Collected data entries
START
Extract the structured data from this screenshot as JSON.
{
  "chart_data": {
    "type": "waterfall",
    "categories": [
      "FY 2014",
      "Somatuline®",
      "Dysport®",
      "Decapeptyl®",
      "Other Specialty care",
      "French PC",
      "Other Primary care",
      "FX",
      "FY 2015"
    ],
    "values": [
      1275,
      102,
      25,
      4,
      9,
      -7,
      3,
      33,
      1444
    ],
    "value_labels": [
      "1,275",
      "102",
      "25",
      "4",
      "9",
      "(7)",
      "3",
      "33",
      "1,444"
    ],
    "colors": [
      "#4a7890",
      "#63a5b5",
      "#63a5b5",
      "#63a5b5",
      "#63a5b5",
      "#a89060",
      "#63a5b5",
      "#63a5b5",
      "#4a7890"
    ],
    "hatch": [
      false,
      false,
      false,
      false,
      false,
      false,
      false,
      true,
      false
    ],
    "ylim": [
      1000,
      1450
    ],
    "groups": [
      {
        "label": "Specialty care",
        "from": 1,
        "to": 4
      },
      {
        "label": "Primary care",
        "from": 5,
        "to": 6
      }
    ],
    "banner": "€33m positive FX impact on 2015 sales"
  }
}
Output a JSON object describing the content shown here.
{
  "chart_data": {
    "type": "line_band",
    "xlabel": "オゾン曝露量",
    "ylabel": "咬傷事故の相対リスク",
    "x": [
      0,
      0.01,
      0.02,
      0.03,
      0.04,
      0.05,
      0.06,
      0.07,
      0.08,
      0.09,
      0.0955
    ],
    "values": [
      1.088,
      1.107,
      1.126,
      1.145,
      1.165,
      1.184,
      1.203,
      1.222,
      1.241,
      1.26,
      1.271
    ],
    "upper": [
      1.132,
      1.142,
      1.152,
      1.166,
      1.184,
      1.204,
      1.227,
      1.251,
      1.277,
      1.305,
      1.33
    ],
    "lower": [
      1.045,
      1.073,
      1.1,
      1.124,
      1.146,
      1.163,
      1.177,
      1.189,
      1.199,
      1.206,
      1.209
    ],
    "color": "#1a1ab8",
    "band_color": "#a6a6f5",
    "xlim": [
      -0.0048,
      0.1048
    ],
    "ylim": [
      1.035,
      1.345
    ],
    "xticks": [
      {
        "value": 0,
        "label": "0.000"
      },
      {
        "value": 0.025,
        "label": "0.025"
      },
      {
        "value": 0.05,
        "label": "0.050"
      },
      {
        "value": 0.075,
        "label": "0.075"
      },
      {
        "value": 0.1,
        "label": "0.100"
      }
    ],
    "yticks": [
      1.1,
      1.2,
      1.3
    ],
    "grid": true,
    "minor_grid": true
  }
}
END
▶ **Set task**:
Find the lines containing "Primary" and pull them out.

▶ **In response**:
      "Other Primary care",
        "label": "Primary care",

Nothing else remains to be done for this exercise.